## PROBLEM DETAILS
Filter the records below for the word "muhim". Copy each line that holds it.

Extracted records

[Start]

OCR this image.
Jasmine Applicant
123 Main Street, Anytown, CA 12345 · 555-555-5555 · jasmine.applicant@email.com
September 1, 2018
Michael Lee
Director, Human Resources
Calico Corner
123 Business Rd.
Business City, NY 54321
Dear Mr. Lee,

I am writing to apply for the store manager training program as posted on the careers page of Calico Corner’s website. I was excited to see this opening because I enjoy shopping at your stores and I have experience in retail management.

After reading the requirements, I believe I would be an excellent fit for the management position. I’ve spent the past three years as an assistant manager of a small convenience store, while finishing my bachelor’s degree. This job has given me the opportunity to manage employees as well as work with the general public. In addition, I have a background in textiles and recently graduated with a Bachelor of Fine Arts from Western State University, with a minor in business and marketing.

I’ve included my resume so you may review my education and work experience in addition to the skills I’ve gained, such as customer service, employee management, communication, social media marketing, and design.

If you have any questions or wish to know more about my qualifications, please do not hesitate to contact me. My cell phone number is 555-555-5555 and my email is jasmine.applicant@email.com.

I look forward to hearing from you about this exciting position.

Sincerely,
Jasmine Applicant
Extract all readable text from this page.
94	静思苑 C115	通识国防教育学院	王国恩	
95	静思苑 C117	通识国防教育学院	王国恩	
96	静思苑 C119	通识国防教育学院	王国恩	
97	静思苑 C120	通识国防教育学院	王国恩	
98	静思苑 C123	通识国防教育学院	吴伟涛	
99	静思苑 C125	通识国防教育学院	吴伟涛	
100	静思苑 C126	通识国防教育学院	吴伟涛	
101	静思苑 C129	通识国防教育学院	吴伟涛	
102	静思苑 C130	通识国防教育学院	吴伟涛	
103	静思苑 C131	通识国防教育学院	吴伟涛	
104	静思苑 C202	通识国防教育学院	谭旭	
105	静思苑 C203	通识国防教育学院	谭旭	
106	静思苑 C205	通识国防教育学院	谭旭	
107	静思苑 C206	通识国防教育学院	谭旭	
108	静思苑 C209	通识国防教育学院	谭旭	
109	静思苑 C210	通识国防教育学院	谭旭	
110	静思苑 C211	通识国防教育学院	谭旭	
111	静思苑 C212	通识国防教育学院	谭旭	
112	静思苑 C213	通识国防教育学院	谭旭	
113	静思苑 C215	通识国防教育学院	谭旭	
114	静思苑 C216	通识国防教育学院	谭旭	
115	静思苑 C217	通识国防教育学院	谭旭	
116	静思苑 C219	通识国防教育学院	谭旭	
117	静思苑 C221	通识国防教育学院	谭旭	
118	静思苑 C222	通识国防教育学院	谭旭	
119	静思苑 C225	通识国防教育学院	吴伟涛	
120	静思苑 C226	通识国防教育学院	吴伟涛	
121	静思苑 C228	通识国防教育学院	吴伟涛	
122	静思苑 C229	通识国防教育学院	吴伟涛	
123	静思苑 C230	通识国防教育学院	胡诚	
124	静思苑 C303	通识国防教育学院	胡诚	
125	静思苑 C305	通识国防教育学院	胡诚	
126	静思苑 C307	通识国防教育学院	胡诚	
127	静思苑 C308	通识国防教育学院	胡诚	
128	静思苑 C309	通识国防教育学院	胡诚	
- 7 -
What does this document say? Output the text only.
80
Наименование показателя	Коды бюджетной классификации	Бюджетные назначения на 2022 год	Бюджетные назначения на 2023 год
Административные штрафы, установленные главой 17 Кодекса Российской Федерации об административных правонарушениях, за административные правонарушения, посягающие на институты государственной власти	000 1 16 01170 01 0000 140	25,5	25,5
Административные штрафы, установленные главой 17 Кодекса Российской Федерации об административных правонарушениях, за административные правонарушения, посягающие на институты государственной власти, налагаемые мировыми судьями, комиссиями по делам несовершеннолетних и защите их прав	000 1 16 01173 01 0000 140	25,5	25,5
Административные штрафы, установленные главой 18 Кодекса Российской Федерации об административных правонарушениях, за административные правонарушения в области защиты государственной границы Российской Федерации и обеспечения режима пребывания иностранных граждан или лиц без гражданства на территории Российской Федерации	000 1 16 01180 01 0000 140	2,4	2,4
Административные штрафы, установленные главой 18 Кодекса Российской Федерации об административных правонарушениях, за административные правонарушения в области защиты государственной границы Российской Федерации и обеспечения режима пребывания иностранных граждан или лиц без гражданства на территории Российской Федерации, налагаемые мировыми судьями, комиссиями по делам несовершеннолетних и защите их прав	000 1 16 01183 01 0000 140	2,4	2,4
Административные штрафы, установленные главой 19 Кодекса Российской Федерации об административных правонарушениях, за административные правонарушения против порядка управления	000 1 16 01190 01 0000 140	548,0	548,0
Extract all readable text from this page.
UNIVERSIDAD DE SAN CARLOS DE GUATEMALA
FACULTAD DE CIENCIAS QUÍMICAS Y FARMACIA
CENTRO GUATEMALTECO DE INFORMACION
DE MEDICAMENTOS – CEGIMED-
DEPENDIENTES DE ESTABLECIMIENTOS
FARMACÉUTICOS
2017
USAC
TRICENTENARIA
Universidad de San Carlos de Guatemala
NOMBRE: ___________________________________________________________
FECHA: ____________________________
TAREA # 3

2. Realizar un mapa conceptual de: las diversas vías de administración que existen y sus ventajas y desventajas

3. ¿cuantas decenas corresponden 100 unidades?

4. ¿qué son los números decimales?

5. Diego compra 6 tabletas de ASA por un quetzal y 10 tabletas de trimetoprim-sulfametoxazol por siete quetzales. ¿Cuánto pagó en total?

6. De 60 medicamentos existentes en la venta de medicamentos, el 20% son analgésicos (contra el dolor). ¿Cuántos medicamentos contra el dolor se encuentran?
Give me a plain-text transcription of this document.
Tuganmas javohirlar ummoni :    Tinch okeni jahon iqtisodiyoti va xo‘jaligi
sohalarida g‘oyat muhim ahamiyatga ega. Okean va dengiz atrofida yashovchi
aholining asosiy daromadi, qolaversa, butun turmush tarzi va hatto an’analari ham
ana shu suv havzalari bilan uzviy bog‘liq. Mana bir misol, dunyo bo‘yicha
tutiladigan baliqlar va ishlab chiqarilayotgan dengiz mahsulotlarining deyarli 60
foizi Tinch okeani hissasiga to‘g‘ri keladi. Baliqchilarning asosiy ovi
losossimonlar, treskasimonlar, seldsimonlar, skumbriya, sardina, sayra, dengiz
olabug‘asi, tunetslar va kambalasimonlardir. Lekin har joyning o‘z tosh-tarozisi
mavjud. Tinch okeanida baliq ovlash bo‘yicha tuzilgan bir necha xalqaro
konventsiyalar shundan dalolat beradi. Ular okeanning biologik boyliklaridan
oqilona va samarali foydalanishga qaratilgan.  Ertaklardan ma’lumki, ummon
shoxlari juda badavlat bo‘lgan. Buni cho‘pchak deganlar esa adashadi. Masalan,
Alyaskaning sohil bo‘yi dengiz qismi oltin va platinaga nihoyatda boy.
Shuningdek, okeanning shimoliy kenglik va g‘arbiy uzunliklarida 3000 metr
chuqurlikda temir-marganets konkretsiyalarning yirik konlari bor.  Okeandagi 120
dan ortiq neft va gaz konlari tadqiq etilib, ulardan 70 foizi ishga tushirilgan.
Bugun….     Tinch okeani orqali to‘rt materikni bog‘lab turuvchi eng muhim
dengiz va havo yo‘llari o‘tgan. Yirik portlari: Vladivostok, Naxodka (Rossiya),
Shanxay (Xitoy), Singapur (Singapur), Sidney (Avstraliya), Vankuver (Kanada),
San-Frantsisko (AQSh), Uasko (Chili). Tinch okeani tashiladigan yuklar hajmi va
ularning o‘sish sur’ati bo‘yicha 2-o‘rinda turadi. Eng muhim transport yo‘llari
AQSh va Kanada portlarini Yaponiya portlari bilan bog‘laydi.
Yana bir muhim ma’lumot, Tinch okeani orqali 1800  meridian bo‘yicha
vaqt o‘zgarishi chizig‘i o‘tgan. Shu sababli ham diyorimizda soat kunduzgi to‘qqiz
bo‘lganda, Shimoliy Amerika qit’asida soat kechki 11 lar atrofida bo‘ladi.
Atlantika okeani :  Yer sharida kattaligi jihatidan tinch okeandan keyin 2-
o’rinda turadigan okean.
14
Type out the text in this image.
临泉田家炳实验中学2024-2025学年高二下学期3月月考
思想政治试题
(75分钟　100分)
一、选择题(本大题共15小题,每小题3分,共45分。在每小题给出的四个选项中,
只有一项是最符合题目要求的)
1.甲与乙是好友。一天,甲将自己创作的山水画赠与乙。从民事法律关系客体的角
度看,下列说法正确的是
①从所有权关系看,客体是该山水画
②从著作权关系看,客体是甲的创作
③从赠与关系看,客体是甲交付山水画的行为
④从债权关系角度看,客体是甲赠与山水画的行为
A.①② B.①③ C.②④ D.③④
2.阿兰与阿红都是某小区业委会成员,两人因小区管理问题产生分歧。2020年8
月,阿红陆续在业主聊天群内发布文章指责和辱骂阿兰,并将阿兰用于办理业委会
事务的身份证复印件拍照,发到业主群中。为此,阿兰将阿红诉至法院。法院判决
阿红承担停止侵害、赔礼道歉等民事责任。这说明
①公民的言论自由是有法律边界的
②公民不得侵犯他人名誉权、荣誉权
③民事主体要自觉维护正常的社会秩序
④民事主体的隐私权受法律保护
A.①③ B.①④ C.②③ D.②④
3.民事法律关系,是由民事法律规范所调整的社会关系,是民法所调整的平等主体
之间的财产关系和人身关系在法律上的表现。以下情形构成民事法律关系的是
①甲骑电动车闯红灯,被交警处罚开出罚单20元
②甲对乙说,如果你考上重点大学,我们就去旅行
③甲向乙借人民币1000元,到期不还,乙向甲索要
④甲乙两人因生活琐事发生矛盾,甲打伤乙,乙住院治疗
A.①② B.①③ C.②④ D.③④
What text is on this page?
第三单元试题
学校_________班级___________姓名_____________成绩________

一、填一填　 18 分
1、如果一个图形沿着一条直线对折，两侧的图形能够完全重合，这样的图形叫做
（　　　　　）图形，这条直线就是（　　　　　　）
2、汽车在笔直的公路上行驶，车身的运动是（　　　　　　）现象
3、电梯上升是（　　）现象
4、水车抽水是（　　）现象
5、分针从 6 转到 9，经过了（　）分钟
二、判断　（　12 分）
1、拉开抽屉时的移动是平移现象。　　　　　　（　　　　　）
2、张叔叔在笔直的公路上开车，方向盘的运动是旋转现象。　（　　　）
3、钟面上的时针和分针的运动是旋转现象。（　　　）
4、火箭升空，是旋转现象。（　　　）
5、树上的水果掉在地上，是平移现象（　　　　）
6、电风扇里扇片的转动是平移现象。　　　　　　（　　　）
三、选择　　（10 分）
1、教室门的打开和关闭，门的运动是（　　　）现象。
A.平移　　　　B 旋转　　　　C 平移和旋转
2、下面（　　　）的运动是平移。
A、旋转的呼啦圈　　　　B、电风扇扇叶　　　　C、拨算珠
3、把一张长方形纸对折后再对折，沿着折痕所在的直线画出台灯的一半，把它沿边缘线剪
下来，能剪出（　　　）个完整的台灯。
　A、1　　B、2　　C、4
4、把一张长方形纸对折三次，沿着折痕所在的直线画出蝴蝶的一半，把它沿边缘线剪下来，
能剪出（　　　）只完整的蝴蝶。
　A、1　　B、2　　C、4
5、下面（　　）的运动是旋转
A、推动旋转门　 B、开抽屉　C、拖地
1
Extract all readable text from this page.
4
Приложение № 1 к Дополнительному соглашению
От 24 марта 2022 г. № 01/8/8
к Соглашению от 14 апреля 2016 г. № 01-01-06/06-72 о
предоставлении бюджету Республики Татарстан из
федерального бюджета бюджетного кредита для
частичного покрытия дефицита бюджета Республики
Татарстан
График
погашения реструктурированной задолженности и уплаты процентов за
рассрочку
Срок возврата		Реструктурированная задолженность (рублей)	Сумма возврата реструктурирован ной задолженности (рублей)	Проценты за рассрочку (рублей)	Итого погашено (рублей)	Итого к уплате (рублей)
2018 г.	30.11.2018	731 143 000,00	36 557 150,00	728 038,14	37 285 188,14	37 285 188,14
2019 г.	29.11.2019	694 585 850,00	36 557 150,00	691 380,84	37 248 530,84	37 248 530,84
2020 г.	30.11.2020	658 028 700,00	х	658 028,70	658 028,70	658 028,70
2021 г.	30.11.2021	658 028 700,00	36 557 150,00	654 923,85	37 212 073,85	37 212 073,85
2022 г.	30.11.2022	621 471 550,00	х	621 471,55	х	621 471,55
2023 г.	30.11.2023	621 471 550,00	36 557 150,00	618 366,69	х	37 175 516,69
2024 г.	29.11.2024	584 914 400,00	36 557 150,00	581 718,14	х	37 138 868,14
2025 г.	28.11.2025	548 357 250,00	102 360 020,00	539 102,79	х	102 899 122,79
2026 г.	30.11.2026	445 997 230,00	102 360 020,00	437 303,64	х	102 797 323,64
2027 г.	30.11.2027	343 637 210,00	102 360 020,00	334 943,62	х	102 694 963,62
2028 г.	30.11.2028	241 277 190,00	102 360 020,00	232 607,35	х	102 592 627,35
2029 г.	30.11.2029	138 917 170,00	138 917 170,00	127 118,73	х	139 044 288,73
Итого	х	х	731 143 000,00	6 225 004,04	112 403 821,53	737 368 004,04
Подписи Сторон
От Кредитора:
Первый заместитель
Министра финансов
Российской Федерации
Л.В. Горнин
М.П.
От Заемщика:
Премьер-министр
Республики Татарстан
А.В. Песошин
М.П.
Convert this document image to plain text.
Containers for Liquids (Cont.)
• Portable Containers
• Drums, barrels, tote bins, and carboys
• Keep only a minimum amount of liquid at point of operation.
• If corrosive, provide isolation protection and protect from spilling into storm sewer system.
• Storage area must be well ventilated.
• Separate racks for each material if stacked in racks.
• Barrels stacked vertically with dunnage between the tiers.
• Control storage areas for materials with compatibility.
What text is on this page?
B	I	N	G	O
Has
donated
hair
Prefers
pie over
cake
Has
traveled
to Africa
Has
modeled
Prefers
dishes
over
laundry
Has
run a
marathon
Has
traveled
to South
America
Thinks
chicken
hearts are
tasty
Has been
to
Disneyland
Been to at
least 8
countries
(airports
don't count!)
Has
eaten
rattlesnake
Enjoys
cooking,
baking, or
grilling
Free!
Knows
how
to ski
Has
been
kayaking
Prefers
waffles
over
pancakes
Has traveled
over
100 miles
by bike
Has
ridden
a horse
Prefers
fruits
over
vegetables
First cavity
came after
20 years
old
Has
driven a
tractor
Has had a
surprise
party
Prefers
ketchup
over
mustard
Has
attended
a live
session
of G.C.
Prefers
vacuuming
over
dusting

[End]

## THE ANSWER
sohalarida g‘oyat muhim ahamiyatga ega. Okean va dengiz atrofida yashovchi
Bugun….     Tinch okeani orqali to‘rt materikni bog‘lab turuvchi eng muhim
ularning o‘sish sur’ati bo‘yicha 2-o‘rinda turadi. Eng muhim transport yo‘llari
Yana bir muhim ma’lumot, Tinch okeani orqali 1800  meridian bo‘yicha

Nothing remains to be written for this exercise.